[Start]

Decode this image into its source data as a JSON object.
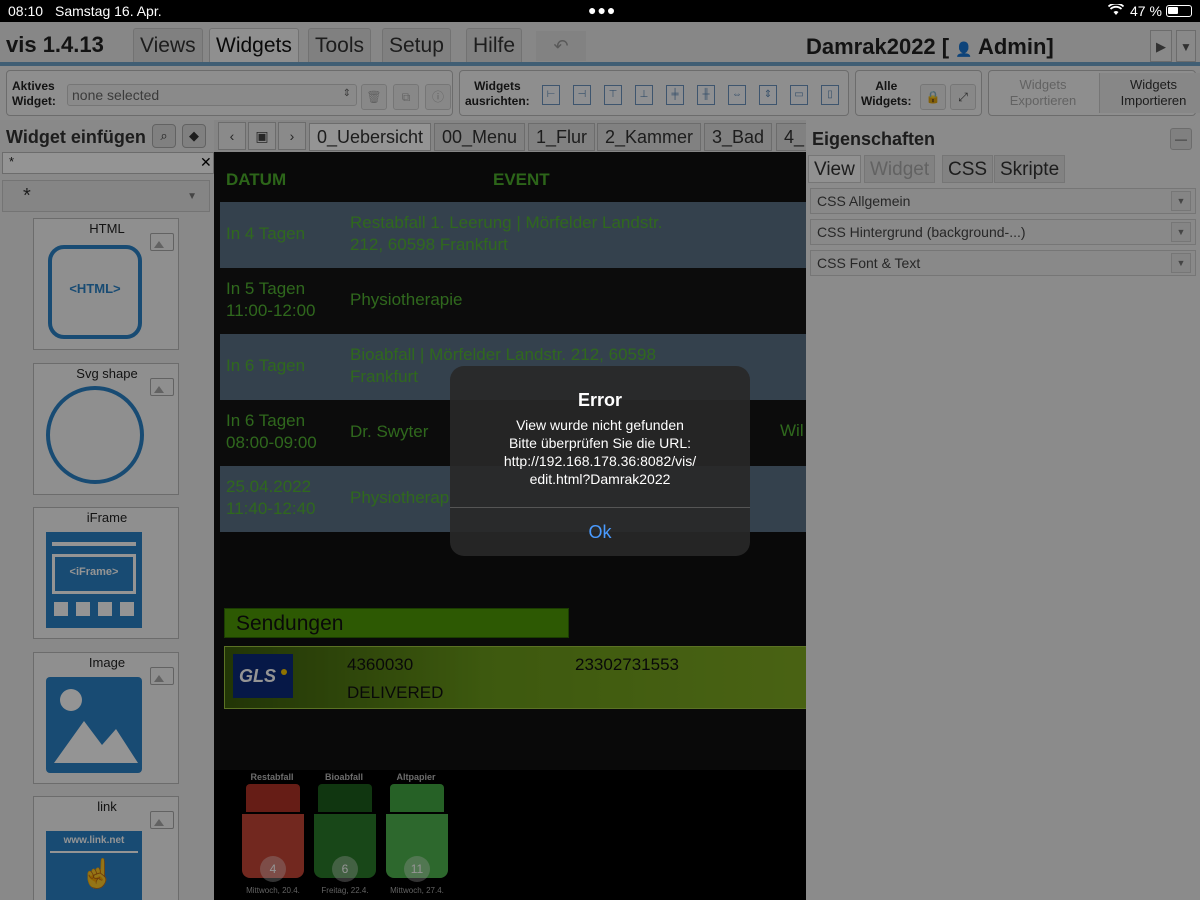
{
  "status_bar": {
    "time": "08:10",
    "date": "Samstag 16. Apr.",
    "battery": "47 %"
  },
  "menubar": {
    "app_title": "vis 1.4.13",
    "tabs": [
      "Views",
      "Widgets",
      "Tools",
      "Setup",
      "Hilfe"
    ],
    "active_tab": "Widgets",
    "project_title": "Damrak2022 [",
    "user": "Admin]"
  },
  "toolbar": {
    "active_widget_label_1": "Aktives",
    "active_widget_label_2": "Widget:",
    "active_widget_value": "none selected",
    "align_label_1": "Widgets",
    "align_label_2": "ausrichten:",
    "all_widgets_label_1": "Alle",
    "all_widgets_label_2": "Widgets:",
    "export_label_1": "Widgets",
    "export_label_2": "Exportieren",
    "import_label_1": "Widgets",
    "import_label_2": "Importieren"
  },
  "left_panel": {
    "title": "Widget einfügen",
    "filter_value": "*",
    "category_value": "*",
    "widgets": [
      {
        "name": "HTML",
        "badge": "<HTML>"
      },
      {
        "name": "Svg shape"
      },
      {
        "name": "iFrame",
        "badge": "<iFrame>"
      },
      {
        "name": "Image"
      },
      {
        "name": "link",
        "badge": "www.link.net"
      }
    ]
  },
  "view_tabs": [
    "0_Uebersicht",
    "00_Menu",
    "1_Flur",
    "2_Kammer",
    "3_Bad",
    "4_"
  ],
  "active_view_tab": "0_Uebersicht",
  "calendar": {
    "col_date": "DATUM",
    "col_event": "EVENT",
    "rows": [
      {
        "date_1": "In 4 Tagen",
        "date_2": "",
        "event_1": "Restabfall 1. Leerung | Mörfelder Landstr.",
        "event_2": "212, 60598 Frankfurt",
        "extra": ""
      },
      {
        "date_1": "In 5 Tagen",
        "date_2": "11:00-12:00",
        "event_1": "Physiotherapie",
        "event_2": "",
        "extra": ""
      },
      {
        "date_1": "In 6 Tagen",
        "date_2": "",
        "event_1": "Bioabfall | Mörfelder Landstr. 212, 60598",
        "event_2": "Frankfurt",
        "extra": ""
      },
      {
        "date_1": "In 6 Tagen",
        "date_2": "08:00-09:00",
        "event_1": "Dr. Swyter",
        "event_2": "",
        "extra": "Wil"
      },
      {
        "date_1": "25.04.2022",
        "date_2": "11:40-12:40",
        "event_1": "Physiotherap",
        "event_2": "",
        "extra": ""
      }
    ]
  },
  "sendungen": {
    "title": "Sendungen",
    "carrier": "GLS",
    "id": "4360030",
    "tracking": "23302731553",
    "status": "DELIVERED"
  },
  "bins": [
    {
      "label": "Restabfall",
      "days": "4",
      "date": "Mittwoch, 20.4.",
      "color": "#c0392b"
    },
    {
      "label": "Bioabfall",
      "days": "6",
      "date": "Freitag, 22.4.",
      "color": "#1f7a1f"
    },
    {
      "label": "Altpapier",
      "days": "11",
      "date": "Mittwoch, 27.4.",
      "color": "#3fa33f"
    }
  ],
  "right_panel": {
    "title": "Eigenschaften",
    "tabs": [
      "View",
      "Widget",
      "CSS",
      "Skripte"
    ],
    "sections": [
      "CSS Allgemein",
      "CSS Hintergrund (background-...)",
      "CSS Font & Text"
    ]
  },
  "dialog": {
    "title": "Error",
    "lines": [
      "View wurde nicht gefunden",
      "Bitte überprüfen Sie die URL:",
      "http://192.168.178.36:8082/vis/",
      "edit.html?Damrak2022"
    ],
    "ok_label": "Ok"
  }
}
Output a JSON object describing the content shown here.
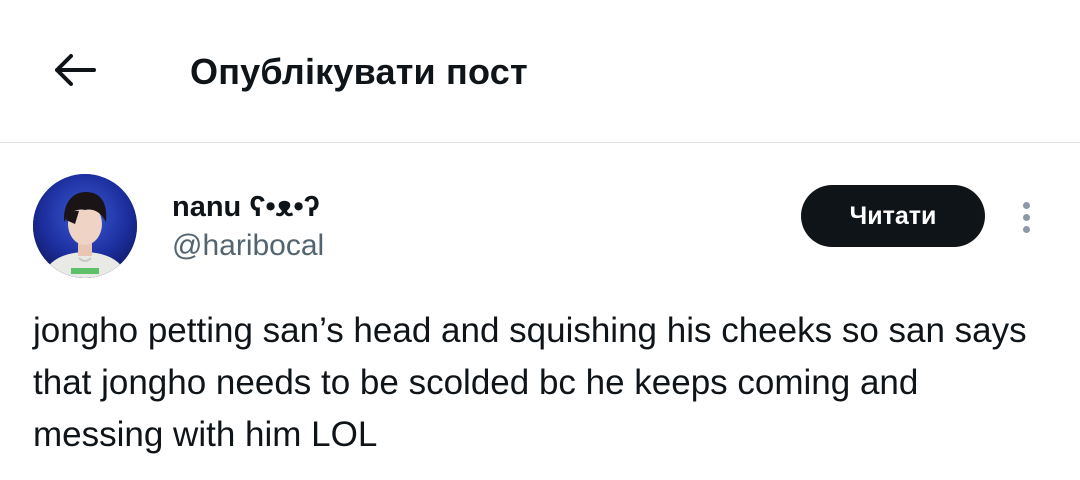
{
  "header": {
    "title": "Опублікувати пост",
    "back_icon": "arrow-left-icon"
  },
  "post": {
    "author": {
      "display_name": "nanu ʕ•ᴥ•ʔ",
      "handle": "@haribocal"
    },
    "follow_label": "Читати",
    "more_icon": "more-vertical-icon",
    "text": "jongho petting san’s head and squishing his cheeks so san says that jongho needs to be scolded bc he keeps coming and messing with him LOL"
  },
  "colors": {
    "primary_text": "#0f1419",
    "secondary_text": "#536471",
    "button_bg": "#0f1419",
    "divider": "#e1e4e8"
  }
}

[End]

◆ **Task statement**: Copy out every line where the word "Mittwoch" occurs.

◆ **Output for this exercise**:
      "date": "Mittwoch, 20.4.",
      "date": "Mittwoch, 27.4.",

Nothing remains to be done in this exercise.